--- Listed records ---

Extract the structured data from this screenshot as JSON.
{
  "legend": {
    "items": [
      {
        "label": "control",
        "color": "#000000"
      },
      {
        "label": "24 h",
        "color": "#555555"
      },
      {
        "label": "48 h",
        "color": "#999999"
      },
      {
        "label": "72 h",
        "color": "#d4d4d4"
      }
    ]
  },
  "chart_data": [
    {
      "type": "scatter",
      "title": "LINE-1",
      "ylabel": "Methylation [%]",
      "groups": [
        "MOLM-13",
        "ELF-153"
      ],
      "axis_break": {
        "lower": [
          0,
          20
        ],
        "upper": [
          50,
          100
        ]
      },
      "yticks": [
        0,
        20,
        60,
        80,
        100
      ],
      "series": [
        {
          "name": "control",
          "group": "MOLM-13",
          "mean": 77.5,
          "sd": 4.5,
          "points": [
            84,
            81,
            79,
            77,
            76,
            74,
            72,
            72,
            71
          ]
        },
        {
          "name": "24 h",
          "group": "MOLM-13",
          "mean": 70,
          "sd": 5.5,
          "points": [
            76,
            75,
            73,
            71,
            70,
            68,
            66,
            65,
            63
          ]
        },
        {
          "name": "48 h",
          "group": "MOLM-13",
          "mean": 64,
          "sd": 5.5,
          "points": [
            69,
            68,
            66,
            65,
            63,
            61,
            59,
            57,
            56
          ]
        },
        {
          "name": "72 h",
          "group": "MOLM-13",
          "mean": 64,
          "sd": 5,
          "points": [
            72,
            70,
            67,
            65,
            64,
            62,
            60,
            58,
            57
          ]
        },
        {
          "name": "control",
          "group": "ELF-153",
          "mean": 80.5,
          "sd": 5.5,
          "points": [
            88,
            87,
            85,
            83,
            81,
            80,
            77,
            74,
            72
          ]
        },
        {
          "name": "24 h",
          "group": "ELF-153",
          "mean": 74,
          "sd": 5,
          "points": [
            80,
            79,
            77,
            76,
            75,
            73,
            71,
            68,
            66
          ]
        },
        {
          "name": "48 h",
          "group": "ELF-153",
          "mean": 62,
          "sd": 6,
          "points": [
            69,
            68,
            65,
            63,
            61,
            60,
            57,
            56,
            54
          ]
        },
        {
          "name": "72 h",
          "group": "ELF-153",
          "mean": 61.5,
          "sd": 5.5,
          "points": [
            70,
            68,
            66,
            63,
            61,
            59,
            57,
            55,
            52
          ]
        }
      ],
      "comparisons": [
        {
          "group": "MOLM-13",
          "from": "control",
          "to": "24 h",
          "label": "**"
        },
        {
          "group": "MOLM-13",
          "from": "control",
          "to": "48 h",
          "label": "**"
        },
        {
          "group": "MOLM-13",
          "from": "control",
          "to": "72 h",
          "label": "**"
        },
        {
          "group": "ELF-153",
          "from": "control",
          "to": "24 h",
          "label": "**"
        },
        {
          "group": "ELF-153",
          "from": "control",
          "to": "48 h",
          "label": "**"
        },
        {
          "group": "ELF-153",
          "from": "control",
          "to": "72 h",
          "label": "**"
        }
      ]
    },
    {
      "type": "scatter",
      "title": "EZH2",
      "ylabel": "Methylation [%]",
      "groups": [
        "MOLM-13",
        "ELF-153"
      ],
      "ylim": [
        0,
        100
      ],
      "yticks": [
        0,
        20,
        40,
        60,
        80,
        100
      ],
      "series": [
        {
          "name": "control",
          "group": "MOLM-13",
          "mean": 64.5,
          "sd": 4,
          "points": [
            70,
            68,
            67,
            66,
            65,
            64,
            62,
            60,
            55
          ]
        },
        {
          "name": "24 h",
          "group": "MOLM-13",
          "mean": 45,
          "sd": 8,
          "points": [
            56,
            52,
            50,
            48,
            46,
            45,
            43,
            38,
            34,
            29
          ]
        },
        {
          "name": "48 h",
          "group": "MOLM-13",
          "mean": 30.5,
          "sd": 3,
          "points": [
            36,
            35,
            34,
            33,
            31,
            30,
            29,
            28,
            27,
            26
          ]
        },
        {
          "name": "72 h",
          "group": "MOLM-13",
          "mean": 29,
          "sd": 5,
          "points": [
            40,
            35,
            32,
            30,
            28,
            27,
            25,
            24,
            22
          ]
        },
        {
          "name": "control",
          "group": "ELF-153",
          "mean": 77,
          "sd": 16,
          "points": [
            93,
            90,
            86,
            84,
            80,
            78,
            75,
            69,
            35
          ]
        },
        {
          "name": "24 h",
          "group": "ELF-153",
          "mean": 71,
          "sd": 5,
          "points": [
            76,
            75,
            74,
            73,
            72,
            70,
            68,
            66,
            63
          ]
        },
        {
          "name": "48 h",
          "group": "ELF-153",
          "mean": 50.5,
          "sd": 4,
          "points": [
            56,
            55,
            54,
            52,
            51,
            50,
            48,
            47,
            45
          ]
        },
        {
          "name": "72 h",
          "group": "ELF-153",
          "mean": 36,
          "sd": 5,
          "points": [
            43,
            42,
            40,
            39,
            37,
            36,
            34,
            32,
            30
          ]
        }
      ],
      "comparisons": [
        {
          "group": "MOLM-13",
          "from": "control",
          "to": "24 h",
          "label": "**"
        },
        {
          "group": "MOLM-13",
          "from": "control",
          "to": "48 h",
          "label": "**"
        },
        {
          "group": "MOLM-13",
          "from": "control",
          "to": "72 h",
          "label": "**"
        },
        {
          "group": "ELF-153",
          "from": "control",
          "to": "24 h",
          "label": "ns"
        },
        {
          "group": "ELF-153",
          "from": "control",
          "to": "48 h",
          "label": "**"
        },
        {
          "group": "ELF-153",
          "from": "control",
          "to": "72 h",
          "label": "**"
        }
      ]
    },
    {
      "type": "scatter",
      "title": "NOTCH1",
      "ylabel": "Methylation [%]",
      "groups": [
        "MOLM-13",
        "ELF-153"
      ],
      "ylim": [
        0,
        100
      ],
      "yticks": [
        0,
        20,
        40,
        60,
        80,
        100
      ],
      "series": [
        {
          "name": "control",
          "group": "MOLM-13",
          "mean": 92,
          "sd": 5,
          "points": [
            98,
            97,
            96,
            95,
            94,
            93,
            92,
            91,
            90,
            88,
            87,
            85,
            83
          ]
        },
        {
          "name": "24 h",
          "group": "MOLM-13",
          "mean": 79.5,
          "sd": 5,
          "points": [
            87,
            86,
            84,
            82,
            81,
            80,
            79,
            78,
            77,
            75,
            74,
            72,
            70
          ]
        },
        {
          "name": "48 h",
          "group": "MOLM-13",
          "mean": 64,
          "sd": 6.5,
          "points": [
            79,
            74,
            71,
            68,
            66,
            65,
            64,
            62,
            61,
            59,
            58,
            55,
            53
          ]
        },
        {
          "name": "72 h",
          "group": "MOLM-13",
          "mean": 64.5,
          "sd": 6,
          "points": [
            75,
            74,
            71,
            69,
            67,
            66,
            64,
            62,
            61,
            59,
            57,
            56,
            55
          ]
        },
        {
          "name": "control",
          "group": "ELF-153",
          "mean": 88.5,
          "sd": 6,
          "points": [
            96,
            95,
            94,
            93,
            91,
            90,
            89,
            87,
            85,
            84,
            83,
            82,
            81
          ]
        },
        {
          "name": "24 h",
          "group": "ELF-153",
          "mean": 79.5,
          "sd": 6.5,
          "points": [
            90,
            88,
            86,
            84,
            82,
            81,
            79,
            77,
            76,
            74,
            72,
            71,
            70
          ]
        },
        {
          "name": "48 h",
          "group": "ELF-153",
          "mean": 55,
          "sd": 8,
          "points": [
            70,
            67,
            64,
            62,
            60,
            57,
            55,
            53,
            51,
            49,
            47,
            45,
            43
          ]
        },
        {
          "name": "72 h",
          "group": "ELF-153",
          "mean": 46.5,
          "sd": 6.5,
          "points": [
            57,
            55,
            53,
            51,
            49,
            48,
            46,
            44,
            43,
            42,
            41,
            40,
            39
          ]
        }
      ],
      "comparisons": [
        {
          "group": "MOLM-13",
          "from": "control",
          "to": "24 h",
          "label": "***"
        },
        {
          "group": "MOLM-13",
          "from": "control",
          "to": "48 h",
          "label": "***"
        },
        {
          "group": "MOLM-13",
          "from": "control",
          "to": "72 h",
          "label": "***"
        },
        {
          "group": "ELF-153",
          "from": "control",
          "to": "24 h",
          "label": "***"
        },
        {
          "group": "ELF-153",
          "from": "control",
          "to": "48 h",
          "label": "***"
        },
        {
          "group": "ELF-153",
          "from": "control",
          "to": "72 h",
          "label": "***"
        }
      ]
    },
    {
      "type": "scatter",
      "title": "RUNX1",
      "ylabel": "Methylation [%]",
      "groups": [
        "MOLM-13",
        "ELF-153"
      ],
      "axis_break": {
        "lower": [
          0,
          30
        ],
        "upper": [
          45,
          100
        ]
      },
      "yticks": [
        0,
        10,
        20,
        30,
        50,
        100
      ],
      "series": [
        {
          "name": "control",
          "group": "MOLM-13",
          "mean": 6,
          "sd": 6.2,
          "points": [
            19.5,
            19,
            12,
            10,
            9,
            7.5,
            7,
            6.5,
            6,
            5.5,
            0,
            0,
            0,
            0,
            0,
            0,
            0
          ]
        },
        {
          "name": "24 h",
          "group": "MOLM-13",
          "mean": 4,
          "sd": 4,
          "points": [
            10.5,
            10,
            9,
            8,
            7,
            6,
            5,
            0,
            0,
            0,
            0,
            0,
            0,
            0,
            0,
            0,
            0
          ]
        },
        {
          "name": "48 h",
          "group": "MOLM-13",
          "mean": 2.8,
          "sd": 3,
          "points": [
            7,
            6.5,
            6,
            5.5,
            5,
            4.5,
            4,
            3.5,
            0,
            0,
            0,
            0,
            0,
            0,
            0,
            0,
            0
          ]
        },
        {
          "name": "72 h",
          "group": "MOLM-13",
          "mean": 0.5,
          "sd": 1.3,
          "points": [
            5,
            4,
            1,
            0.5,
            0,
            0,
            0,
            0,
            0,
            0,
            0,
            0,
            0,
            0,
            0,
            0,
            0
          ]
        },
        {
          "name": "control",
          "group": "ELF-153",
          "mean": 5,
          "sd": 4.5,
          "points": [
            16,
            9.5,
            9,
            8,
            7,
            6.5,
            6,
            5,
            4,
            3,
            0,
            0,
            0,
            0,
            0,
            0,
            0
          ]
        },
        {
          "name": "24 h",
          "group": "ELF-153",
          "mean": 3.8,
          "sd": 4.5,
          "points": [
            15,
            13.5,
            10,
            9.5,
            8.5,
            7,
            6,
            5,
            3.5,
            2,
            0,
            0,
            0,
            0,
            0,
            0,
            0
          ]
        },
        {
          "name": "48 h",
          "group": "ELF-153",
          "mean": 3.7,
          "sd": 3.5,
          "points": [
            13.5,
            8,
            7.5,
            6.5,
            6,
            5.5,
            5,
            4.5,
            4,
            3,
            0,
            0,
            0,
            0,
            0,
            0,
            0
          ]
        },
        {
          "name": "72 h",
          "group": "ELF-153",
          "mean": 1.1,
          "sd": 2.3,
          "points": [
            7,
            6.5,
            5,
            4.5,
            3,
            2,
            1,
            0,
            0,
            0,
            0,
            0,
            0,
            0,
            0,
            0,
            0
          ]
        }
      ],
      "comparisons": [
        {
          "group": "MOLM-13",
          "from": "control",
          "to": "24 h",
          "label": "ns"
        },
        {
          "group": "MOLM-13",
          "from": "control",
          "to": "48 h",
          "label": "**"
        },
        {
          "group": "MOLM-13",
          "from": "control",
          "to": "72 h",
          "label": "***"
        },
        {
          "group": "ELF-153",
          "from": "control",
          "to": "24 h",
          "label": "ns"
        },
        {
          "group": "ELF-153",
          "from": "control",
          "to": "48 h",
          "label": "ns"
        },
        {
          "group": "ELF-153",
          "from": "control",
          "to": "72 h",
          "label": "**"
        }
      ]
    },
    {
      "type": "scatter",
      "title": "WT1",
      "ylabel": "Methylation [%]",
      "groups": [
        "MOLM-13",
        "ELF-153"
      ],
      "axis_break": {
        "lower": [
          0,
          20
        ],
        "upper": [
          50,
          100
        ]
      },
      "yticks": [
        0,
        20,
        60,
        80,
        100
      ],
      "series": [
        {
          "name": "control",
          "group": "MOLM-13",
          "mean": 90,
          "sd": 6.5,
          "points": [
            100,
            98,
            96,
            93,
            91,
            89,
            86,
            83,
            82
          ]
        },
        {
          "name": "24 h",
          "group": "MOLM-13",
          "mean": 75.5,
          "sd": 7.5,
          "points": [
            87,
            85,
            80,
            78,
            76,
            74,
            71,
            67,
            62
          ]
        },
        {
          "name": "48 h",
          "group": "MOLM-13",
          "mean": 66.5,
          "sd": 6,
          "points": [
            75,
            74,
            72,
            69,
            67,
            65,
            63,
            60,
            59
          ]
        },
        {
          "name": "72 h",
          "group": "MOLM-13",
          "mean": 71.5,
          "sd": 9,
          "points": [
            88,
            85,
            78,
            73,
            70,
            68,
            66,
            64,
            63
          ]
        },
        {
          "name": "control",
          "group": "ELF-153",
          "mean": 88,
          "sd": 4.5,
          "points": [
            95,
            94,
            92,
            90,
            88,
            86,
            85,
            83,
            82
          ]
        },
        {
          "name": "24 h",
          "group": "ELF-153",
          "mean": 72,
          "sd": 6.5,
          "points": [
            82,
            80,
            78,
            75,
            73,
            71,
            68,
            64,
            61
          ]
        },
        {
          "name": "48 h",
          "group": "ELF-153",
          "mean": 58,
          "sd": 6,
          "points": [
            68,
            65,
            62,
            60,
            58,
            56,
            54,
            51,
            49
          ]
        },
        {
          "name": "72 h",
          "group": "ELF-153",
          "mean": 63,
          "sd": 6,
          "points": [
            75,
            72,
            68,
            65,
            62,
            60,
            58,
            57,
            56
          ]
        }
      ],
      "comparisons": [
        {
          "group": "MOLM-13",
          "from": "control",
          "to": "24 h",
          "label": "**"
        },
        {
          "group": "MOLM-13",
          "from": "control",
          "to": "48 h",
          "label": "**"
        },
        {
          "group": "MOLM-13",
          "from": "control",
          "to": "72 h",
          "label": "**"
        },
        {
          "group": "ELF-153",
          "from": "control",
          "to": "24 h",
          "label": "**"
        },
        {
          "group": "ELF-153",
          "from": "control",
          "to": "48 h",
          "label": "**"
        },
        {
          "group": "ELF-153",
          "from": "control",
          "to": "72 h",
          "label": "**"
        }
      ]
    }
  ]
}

---

- Exercise prompt
Your task is to list each line of the records with the word "color".

- Answer in full
        "color": "#000000"
        "color": "#555555"
        "color": "#999999"
        "color": "#d4d4d4"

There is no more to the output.